● TEXT:
This series highlights working artists currently on staff at the Frye Art Museum. The Frye has a wealth of talented Seattle-based artists working under its roof in many different capacities, each with their own dedicated arts practice outside of their work at the museum. Facilitated and written by Alexis L. Silva, Curatorial Assistant, this series is meant to highlight and celebrate these individuals, showcasing their amazing work and arts practices.
By Alexis L. Silva
I remember when I first realized I wanted to be involved in the arts. I was about 9 years old, and I begged my mother for a plastic reusable camera from the 99-cent store. She was so reluctant in purchasing it, as she knew I would run through the rolls of film like nobody’s business. Our first-generation immigrant, lower-middle-class lifestyle didn’t have room for an artist in its midst. But she finally caved, and 18 years later, here I am.
Every artist’s trajectory is different. It starts early or it starts late, it goes on forever or it is short lived. No matter what the road may bring, each experience and practice enriches the art ecosystem in which it exists in. I sat down with Ken Kelly, a local Seattle painter whose presence in the Seattle arts community is not one to be ignored. From winning the Betty Bowen Award and being a finalist for the Neddy Artist Award, to selling out shows in New York and Los Angeles, Ken’s artistic achievements are numerous. You can find his works in local collections such as the Henry Art Gallery, Seattle Art Museum, Tacoma Art Museum, the Microsoft corporate collection, and more. Ken is the Frye’s beloved Lead Preparator and has been with the museum for over 13 years. Getting to chat with him about his practice and life was such an honor—here’s to more Ken Kelly’s in the world!

(Stored items)
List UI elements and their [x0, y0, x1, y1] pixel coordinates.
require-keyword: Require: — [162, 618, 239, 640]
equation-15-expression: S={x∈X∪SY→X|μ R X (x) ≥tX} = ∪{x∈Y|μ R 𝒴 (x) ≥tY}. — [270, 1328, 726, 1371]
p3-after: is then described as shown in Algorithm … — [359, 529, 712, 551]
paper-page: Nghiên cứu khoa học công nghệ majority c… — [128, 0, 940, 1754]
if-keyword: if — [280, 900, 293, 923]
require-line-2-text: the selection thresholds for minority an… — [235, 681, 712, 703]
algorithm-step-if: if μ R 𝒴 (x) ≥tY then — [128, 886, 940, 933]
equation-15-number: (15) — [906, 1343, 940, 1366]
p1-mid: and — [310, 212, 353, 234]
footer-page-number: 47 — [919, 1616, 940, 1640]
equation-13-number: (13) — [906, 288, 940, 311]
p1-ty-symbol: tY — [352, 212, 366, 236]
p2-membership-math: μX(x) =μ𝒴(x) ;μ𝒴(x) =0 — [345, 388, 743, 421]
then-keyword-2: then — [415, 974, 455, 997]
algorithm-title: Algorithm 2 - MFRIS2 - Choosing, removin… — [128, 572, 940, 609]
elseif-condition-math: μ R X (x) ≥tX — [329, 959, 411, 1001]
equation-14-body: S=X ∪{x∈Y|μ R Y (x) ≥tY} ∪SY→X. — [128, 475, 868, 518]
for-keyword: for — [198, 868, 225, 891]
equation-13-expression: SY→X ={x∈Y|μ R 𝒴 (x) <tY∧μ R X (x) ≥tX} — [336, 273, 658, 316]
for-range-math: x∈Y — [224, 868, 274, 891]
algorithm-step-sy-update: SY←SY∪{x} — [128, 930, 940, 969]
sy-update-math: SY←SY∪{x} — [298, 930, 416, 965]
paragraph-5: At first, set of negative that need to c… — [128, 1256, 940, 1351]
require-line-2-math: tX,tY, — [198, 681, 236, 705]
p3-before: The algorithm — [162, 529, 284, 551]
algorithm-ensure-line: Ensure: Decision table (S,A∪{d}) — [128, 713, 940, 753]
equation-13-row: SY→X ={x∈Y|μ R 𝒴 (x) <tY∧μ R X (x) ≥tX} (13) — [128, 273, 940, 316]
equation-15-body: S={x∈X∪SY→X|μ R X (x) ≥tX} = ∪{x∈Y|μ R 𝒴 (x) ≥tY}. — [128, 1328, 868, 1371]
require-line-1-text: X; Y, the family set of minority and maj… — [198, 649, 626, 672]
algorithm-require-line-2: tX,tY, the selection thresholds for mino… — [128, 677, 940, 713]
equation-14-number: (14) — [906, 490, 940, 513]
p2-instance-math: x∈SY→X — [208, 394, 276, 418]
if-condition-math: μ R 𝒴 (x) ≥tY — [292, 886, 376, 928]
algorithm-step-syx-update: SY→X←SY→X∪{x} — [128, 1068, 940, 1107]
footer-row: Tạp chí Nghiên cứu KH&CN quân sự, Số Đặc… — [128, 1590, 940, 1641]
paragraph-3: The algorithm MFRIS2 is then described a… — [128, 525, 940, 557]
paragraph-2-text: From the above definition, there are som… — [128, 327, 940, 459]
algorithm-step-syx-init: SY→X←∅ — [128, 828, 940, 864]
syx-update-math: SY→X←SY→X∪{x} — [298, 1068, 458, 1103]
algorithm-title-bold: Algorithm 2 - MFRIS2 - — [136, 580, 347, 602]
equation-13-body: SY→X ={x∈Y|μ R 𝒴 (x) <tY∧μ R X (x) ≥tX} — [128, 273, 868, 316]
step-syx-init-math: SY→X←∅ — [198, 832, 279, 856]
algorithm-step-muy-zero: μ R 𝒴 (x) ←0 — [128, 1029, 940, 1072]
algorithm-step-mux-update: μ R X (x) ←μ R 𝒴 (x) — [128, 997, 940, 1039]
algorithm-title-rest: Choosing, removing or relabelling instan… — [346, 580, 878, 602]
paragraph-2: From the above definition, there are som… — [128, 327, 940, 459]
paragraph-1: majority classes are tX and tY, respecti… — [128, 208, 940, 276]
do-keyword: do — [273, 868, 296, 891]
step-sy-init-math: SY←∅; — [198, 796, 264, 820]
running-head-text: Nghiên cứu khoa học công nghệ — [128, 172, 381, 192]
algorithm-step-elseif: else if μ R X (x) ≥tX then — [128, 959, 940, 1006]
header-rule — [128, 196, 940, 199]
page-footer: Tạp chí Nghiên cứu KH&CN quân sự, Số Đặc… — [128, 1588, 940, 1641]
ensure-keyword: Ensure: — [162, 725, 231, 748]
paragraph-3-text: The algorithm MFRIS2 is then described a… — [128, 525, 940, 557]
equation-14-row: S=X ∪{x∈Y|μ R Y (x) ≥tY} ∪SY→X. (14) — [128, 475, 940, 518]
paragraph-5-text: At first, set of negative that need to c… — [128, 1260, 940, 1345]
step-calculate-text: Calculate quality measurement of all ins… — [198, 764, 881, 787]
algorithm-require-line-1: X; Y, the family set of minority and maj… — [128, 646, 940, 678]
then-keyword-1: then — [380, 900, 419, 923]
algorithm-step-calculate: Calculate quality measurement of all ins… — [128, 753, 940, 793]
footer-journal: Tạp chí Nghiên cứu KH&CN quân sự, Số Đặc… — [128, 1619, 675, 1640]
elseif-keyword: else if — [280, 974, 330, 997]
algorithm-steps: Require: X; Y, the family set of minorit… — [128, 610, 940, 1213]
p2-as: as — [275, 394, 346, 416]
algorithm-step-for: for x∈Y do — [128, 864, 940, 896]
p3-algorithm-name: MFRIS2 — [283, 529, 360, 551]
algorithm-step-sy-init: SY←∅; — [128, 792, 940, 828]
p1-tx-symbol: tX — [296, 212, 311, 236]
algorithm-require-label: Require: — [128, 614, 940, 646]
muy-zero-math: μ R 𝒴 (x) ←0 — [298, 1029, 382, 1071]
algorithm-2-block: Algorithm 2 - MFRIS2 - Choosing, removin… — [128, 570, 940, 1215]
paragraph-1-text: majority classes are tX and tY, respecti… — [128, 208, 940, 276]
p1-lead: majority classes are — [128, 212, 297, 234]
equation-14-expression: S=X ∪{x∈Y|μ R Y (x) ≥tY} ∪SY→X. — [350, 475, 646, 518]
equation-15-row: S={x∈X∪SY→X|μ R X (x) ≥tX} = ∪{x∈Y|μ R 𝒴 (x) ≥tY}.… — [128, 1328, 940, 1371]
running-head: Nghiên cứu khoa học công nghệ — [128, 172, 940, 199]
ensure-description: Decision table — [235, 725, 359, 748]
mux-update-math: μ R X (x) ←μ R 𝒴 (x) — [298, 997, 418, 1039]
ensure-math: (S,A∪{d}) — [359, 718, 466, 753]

● WORK TO DO:
[a] Reproduce the portion of the profile between "Every artist’s trajectory" and "in the world!", inclusive.
[b] Answer these questions from the profile.
(i) What did the writer beg her mother for at about 9 years old?
(ii) What is Alexis L. Silva's position?
(iii) What is Ken Kelly's role at the Frye, and how long has he been with the museum?
The data bears no relation to the profile.

● TASK-BY-TASK ANSWERS:
[a]
Every artist’s trajectory is different. It starts early or it starts late, it goes on forever or it is short lived. No matter what the road may bring, each experience and practice enriches the art ecosystem in which it exists in. I sat down with Ken Kelly, a local Seattle painter whose presence in the Seattle arts community is not one to be ignored. From winning the Betty Bowen Award and being a finalist for the Neddy Artist Award, to selling out shows in New York and Los Angeles, Ken’s artistic achievements are numerous. You can find his works in local collections such as the Henry Art Gallery, Seattle Art Museum, Tacoma Art Museum, the Microsoft corporate collection, and more. Ken is the Frye’s beloved Lead Preparator and has been with the museum for over 13 years. Getting to chat with him about his practice and life was such an honor—here’s to more Ken Kelly’s in the world!

[b]
(i) A plastic reusable camera from the 99-cent store
(ii) Curatorial Assistant
(iii) Lead Preparator, for over 13 years